WHAT NEEDS TO BE DONE: Images excluded, repeat each entry below exactly.
>> START SUPPLIED INFORMATION
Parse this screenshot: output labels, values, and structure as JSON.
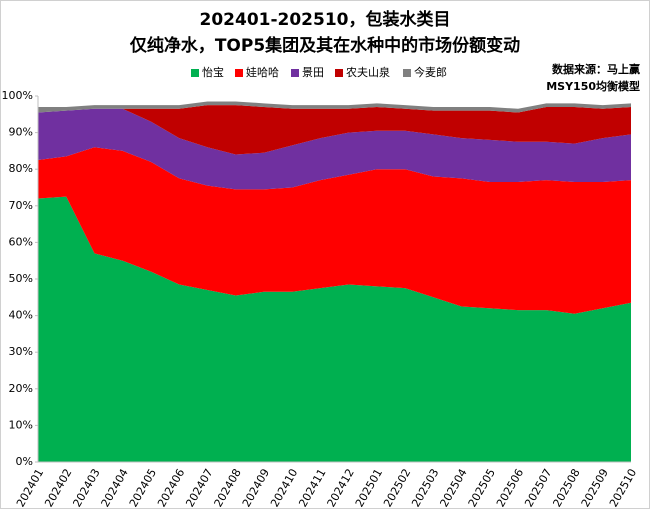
{
  "chart_data": {
    "type": "stacked_area",
    "title": "202401-202510，包装水类目",
    "subtitle": "仅纯净水，TOP5集团及其在水种中的市场份额变动",
    "annotations": [
      "数据来源：马上赢",
      "MSY150均衡模型"
    ],
    "categories": [
      "202401",
      "202402",
      "202403",
      "202404",
      "202405",
      "202406",
      "202407",
      "202408",
      "202409",
      "202410",
      "202411",
      "202412",
      "202501",
      "202502",
      "202503",
      "202504",
      "202505",
      "202506",
      "202507",
      "202508",
      "202509",
      "202510"
    ],
    "series": [
      {
        "name": "怡宝",
        "color": "#00b050",
        "values": [
          72,
          72.5,
          57,
          55,
          52,
          48.5,
          47,
          45.5,
          46.5,
          46.5,
          47.5,
          48.5,
          48,
          47.5,
          45,
          42.5,
          42,
          41.5,
          41.5,
          40.5,
          42,
          43.5
        ]
      },
      {
        "name": "娃哈哈",
        "color": "#ff0000",
        "values": [
          10.5,
          11,
          29,
          30,
          30,
          29,
          28.5,
          29,
          28,
          28.5,
          29.5,
          30,
          32,
          32.5,
          33,
          35,
          34.5,
          35,
          35.5,
          36,
          34.5,
          33.5
        ]
      },
      {
        "name": "景田",
        "color": "#7030a0",
        "values": [
          13,
          12.5,
          10.5,
          11.5,
          11,
          11,
          10.5,
          9.5,
          10,
          11.5,
          11.5,
          11.5,
          10.5,
          10.5,
          11.5,
          11,
          11.5,
          11,
          10.5,
          10.5,
          12,
          12.5
        ]
      },
      {
        "name": "农夫山泉",
        "color": "#c00000",
        "values": [
          0,
          0,
          0,
          0,
          3.5,
          8,
          11.5,
          13.5,
          12.5,
          10,
          8,
          6.5,
          6.5,
          6,
          6.5,
          7.5,
          8,
          8,
          9.5,
          10,
          8,
          7.5
        ]
      },
      {
        "name": "今麦郎",
        "color": "#808080",
        "values": [
          1.5,
          1,
          1,
          1,
          1,
          1,
          1,
          1,
          1,
          1,
          1,
          1,
          1,
          1,
          1,
          1,
          1,
          1,
          1,
          1,
          1,
          1
        ]
      }
    ],
    "ylim": [
      0,
      100
    ],
    "yticks": [
      {
        "value": 0,
        "label": "0%"
      },
      {
        "value": 10,
        "label": "10%"
      },
      {
        "value": 20,
        "label": "20%"
      },
      {
        "value": 30,
        "label": "30%"
      },
      {
        "value": 40,
        "label": "40%"
      },
      {
        "value": 50,
        "label": "50%"
      },
      {
        "value": 60,
        "label": "60%"
      },
      {
        "value": 70,
        "label": "70%"
      },
      {
        "value": 80,
        "label": "80%"
      },
      {
        "value": 90,
        "label": "90%"
      },
      {
        "value": 100,
        "label": "100%"
      }
    ],
    "grid": false,
    "legend": "top"
  }
}
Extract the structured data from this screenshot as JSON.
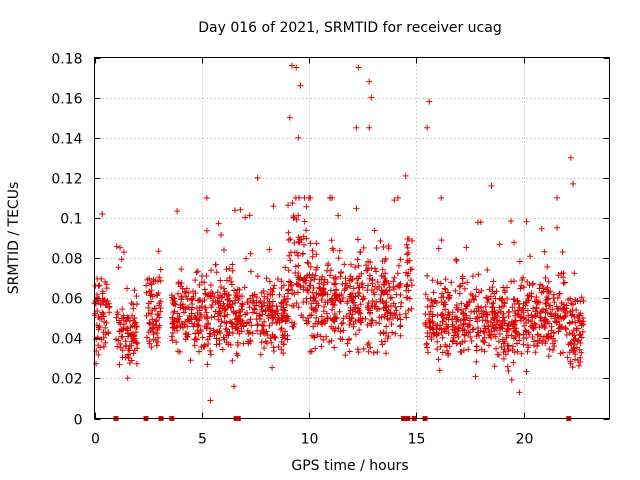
{
  "chart_data": {
    "type": "scatter",
    "title": "Day 016 of 2021, SRMTID for receiver ucag",
    "xlabel": "GPS time / hours",
    "ylabel": "SRMTID / TECUs",
    "xlim": [
      0,
      24
    ],
    "ylim": [
      0,
      0.18
    ],
    "xticks": [
      0,
      5,
      10,
      15,
      20
    ],
    "xtick_labels": [
      "0",
      "5",
      "10",
      "15",
      "20"
    ],
    "yticks": [
      0,
      0.02,
      0.04,
      0.06,
      0.08,
      0.1,
      0.12,
      0.14,
      0.16,
      0.18
    ],
    "ytick_labels": [
      "0",
      "0.02",
      "0.04",
      "0.06",
      "0.08",
      "0.1",
      "0.12",
      "0.14",
      "0.16",
      "0.18"
    ],
    "grid": true,
    "marker": "+",
    "color": "#e00000",
    "notable_points": [
      {
        "x": 9.2,
        "y": 0.176
      },
      {
        "x": 9.4,
        "y": 0.175
      },
      {
        "x": 12.3,
        "y": 0.175
      },
      {
        "x": 12.8,
        "y": 0.168
      },
      {
        "x": 12.9,
        "y": 0.16
      },
      {
        "x": 9.6,
        "y": 0.166
      },
      {
        "x": 15.6,
        "y": 0.158
      },
      {
        "x": 15.5,
        "y": 0.145
      },
      {
        "x": 12.2,
        "y": 0.145
      },
      {
        "x": 12.8,
        "y": 0.145
      },
      {
        "x": 9.1,
        "y": 0.15
      },
      {
        "x": 9.5,
        "y": 0.14
      },
      {
        "x": 22.2,
        "y": 0.13
      },
      {
        "x": 14.5,
        "y": 0.121
      },
      {
        "x": 18.5,
        "y": 0.116
      },
      {
        "x": 22.3,
        "y": 0.117
      },
      {
        "x": 7.6,
        "y": 0.12
      },
      {
        "x": 5.4,
        "y": 0.009
      },
      {
        "x": 6.5,
        "y": 0.016
      },
      {
        "x": 19.8,
        "y": 0.013
      }
    ],
    "zero_points_x": [
      1.0,
      2.4,
      3.1,
      3.6,
      6.6,
      6.7,
      14.4,
      14.6,
      14.9,
      15.4,
      22.1
    ],
    "segments": [
      {
        "start": 0.0,
        "end": 0.7,
        "base": 0.05,
        "spread": 0.035
      },
      {
        "start": 1.0,
        "end": 2.0,
        "base": 0.042,
        "spread": 0.03
      },
      {
        "start": 2.4,
        "end": 3.1,
        "base": 0.055,
        "spread": 0.03
      },
      {
        "start": 3.6,
        "end": 9.0,
        "base": 0.052,
        "spread": 0.035
      },
      {
        "start": 9.0,
        "end": 10.0,
        "base": 0.075,
        "spread": 0.06
      },
      {
        "start": 10.0,
        "end": 14.3,
        "base": 0.058,
        "spread": 0.04
      },
      {
        "start": 14.5,
        "end": 14.8,
        "base": 0.07,
        "spread": 0.04
      },
      {
        "start": 15.4,
        "end": 22.0,
        "base": 0.05,
        "spread": 0.035
      },
      {
        "start": 22.0,
        "end": 22.8,
        "base": 0.045,
        "spread": 0.03
      }
    ]
  }
}
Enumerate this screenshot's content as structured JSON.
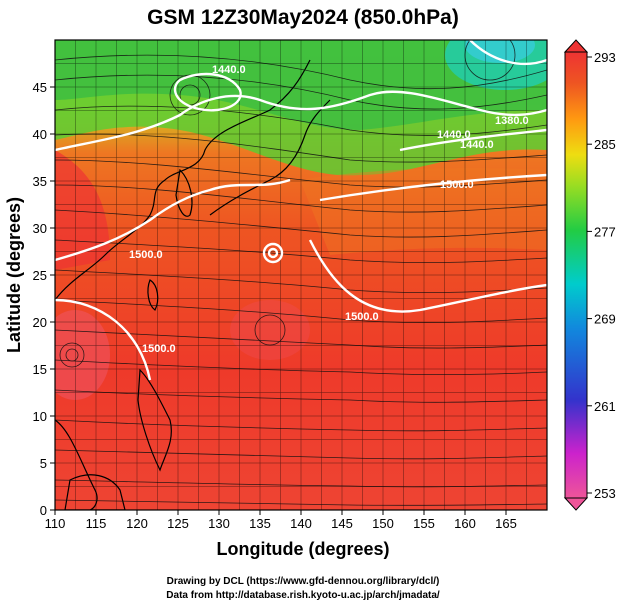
{
  "title": "GSM 12Z30May2024 (850.0hPa)",
  "x_axis": {
    "label": "Longitude (degrees)",
    "ticks": [
      "110",
      "115",
      "120",
      "125",
      "130",
      "135",
      "140",
      "145",
      "150",
      "155",
      "160",
      "165"
    ],
    "range": [
      110,
      170
    ]
  },
  "y_axis": {
    "label": "Latitude  (degrees)",
    "ticks": [
      "0",
      "5",
      "10",
      "15",
      "20",
      "25",
      "30",
      "35",
      "40",
      "45"
    ],
    "range": [
      0,
      50
    ]
  },
  "colorbar": {
    "ticks": [
      "293",
      "285",
      "277",
      "269",
      "261",
      "253"
    ],
    "range": [
      253,
      293
    ],
    "colors": [
      "#ee5599",
      "#cc22cc",
      "#3333cc",
      "#1188dd",
      "#00cccc",
      "#22cc44",
      "#99dd22",
      "#eedd11",
      "#ff9911",
      "#ee5522",
      "#ee3333"
    ]
  },
  "contour_labels": [
    "1440.0",
    "1440.0",
    "1500.0",
    "1500.0",
    "1500.0",
    "1440.0",
    "1500.0",
    "1380.0"
  ],
  "credits": [
    "Drawing by DCL (https://www.gfd-dennou.org/library/dcl/)",
    "Data from http://database.rish.kyoto-u.ac.jp/arch/jmadata/"
  ]
}
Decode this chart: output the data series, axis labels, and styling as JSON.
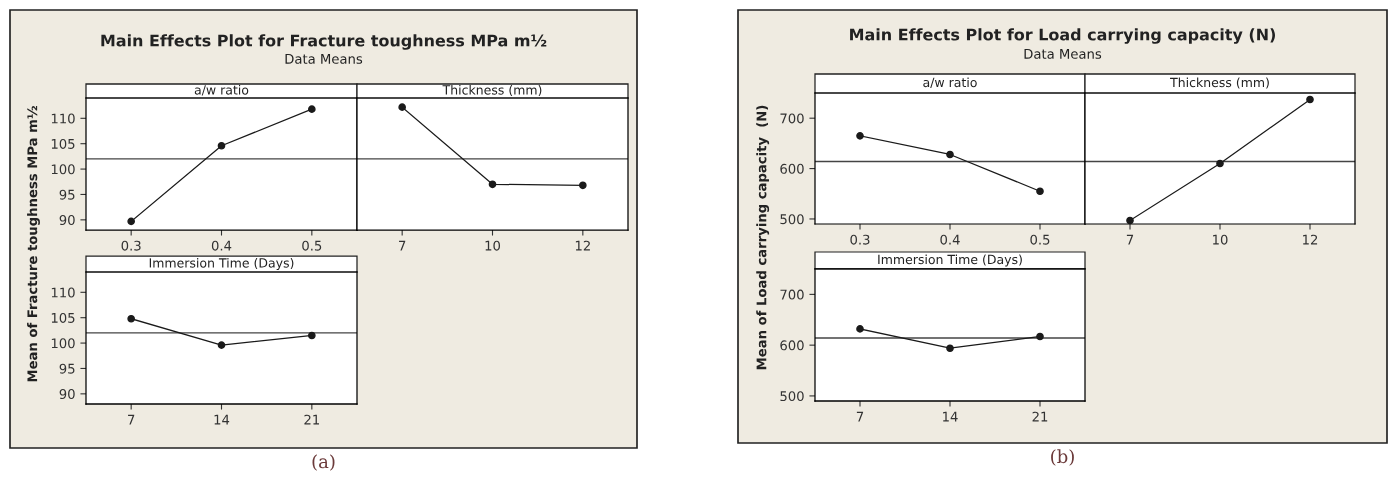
>> END SUPPLIED INFORMATION
SOLUTION TO THIS TASK:
Parse this screenshot: output labels, values, and structure as JSON.
{
  "chart_data": {
    "type": "stacked_area",
    "title": "202401-202510，包装水类目",
    "subtitle": "仅纯净水，TOP5集团及其在水种中的市场份额变动",
    "annotations": [
      "数据来源：马上赢",
      "MSY150均衡模型"
    ],
    "categories": [
      "202401",
      "202402",
      "202403",
      "202404",
      "202405",
      "202406",
      "202407",
      "202408",
      "202409",
      "202410",
      "202411",
      "202412",
      "202501",
      "202502",
      "202503",
      "202504",
      "202505",
      "202506",
      "202507",
      "202508",
      "202509",
      "202510"
    ],
    "series": [
      {
        "name": "怡宝",
        "color": "#00b050",
        "values": [
          72,
          72.5,
          57,
          55,
          52,
          48.5,
          47,
          45.5,
          46.5,
          46.5,
          47.5,
          48.5,
          48,
          47.5,
          45,
          42.5,
          42,
          41.5,
          41.5,
          40.5,
          42,
          43.5
        ]
      },
      {
        "name": "娃哈哈",
        "color": "#ff0000",
        "values": [
          10.5,
          11,
          29,
          30,
          30,
          29,
          28.5,
          29,
          28,
          28.5,
          29.5,
          30,
          32,
          32.5,
          33,
          35,
          34.5,
          35,
          35.5,
          36,
          34.5,
          33.5
        ]
      },
      {
        "name": "景田",
        "color": "#7030a0",
        "values": [
          13,
          12.5,
          10.5,
          11.5,
          11,
          11,
          10.5,
          9.5,
          10,
          11.5,
          11.5,
          11.5,
          10.5,
          10.5,
          11.5,
          11,
          11.5,
          11,
          10.5,
          10.5,
          12,
          12.5
        ]
      },
      {
        "name": "农夫山泉",
        "color": "#c00000",
        "values": [
          0,
          0,
          0,
          0,
          3.5,
          8,
          11.5,
          13.5,
          12.5,
          10,
          8,
          6.5,
          6.5,
          6,
          6.5,
          7.5,
          8,
          8,
          9.5,
          10,
          8,
          7.5
        ]
      },
      {
        "name": "今麦郎",
        "color": "#808080",
        "values": [
          1.5,
          1,
          1,
          1,
          1,
          1,
          1,
          1,
          1,
          1,
          1,
          1,
          1,
          1,
          1,
          1,
          1,
          1,
          1,
          1,
          1,
          1
        ]
      }
    ],
    "ylim": [
      0,
      100
    ],
    "yticks": [
      {
        "value": 0,
        "label": "0%"
      },
      {
        "value": 10,
        "label": "10%"
      },
      {
        "value": 20,
        "label": "20%"
      },
      {
        "value": 30,
        "label": "30%"
      },
      {
        "value": 40,
        "label": "40%"
      },
      {
        "value": 50,
        "label": "50%"
      },
      {
        "value": 60,
        "label": "60%"
      },
      {
        "value": 70,
        "label": "70%"
      },
      {
        "value": 80,
        "label": "80%"
      },
      {
        "value": 90,
        "label": "90%"
      },
      {
        "value": 100,
        "label": "100%"
      }
    ],
    "grid": false,
    "legend": "top"
  }
}
Extract the structured data from this screenshot as JSON.
{
  "chart_data": {
    "type": "scatter",
    "title": "Day 016 of 2021, SRMTID for receiver ucag",
    "xlabel": "GPS time / hours",
    "ylabel": "SRMTID / TECUs",
    "xlim": [
      0,
      24
    ],
    "ylim": [
      0,
      0.18
    ],
    "xticks": [
      0,
      5,
      10,
      15,
      20
    ],
    "xtick_labels": [
      "0",
      "5",
      "10",
      "15",
      "20"
    ],
    "yticks": [
      0,
      0.02,
      0.04,
      0.06,
      0.08,
      0.1,
      0.12,
      0.14,
      0.16,
      0.18
    ],
    "ytick_labels": [
      "0",
      "0.02",
      "0.04",
      "0.06",
      "0.08",
      "0.1",
      "0.12",
      "0.14",
      "0.16",
      "0.18"
    ],
    "grid": true,
    "marker": "+",
    "color": "#e00000",
    "notable_points": [
      {
        "x": 9.2,
        "y": 0.176
      },
      {
        "x": 9.4,
        "y": 0.175
      },
      {
        "x": 12.3,
        "y": 0.175
      },
      {
        "x": 12.8,
        "y": 0.168
      },
      {
        "x": 12.9,
        "y": 0.16
      },
      {
        "x": 9.6,
        "y": 0.166
      },
      {
        "x": 15.6,
        "y": 0.158
      },
      {
        "x": 15.5,
        "y": 0.145
      },
      {
        "x": 12.2,
        "y": 0.145
      },
      {
        "x": 12.8,
        "y": 0.145
      },
      {
        "x": 9.1,
        "y": 0.15
      },
      {
        "x": 9.5,
        "y": 0.14
      },
      {
        "x": 22.2,
        "y": 0.13
      },
      {
        "x": 14.5,
        "y": 0.121
      },
      {
        "x": 18.5,
        "y": 0.116
      },
      {
        "x": 22.3,
        "y": 0.117
      },
      {
        "x": 7.6,
        "y": 0.12
      },
      {
        "x": 5.4,
        "y": 0.009
      },
      {
        "x": 6.5,
        "y": 0.016
      },
      {
        "x": 19.8,
        "y": 0.013
      }
    ],
    "zero_points_x": [
      1.0,
      2.4,
      3.1,
      3.6,
      6.6,
      6.7,
      14.4,
      14.6,
      14.9,
      15.4,
      22.1
    ],
    "segments": [
      {
        "start": 0.0,
        "end": 0.7,
        "base": 0.05,
        "spread": 0.035
      },
      {
        "start": 1.0,
        "end": 2.0,
        "base": 0.042,
        "spread": 0.03
      },
      {
        "start": 2.4,
        "end": 3.1,
        "base": 0.055,
        "spread": 0.03
      },
      {
        "start": 3.6,
        "end": 9.0,
        "base": 0.052,
        "spread": 0.035
      },
      {
        "start": 9.0,
        "end": 10.0,
        "base": 0.075,
        "spread": 0.06
      },
      {
        "start": 10.0,
        "end": 14.3,
        "base": 0.058,
        "spread": 0.04
      },
      {
        "start": 14.5,
        "end": 14.8,
        "base": 0.07,
        "spread": 0.04
      },
      {
        "start": 15.4,
        "end": 22.0,
        "base": 0.05,
        "spread": 0.035
      },
      {
        "start": 22.0,
        "end": 22.8,
        "base": 0.045,
        "spread": 0.03
      }
    ]
  }
}
Enumerate this screenshot's content as structured JSON.
{
  "title": "GSM 12Z30May2024 (850.0hPa)",
  "x_axis": {
    "label": "Longitude (degrees)",
    "ticks": [
      "110",
      "115",
      "120",
      "125",
      "130",
      "135",
      "140",
      "145",
      "150",
      "155",
      "160",
      "165"
    ],
    "range": [
      110,
      170
    ]
  },
  "y_axis": {
    "label": "Latitude  (degrees)",
    "ticks": [
      "0",
      "5",
      "10",
      "15",
      "20",
      "25",
      "30",
      "35",
      "40",
      "45"
    ],
    "range": [
      0,
      50
    ]
  },
  "colorbar": {
    "ticks": [
      "293",
      "285",
      "277",
      "269",
      "261",
      "253"
    ],
    "range": [
      253,
      293
    ],
    "colors": [
      "#ee5599",
      "#cc22cc",
      "#3333cc",
      "#1188dd",
      "#00cccc",
      "#22cc44",
      "#99dd22",
      "#eedd11",
      "#ff9911",
      "#ee5522",
      "#ee3333"
    ]
  },
  "contour_labels": [
    "1440.0",
    "1440.0",
    "1500.0",
    "1500.0",
    "1500.0",
    "1440.0",
    "1500.0",
    "1380.0"
  ],
  "credits": [
    "Drawing by DCL (https://www.gfd-dennou.org/library/dcl/)",
    "Data from http://database.rish.kyoto-u.ac.jp/arch/jmadata/"
  ]
}
Decode this chart: output the data series, axis labels, and styling as JSON.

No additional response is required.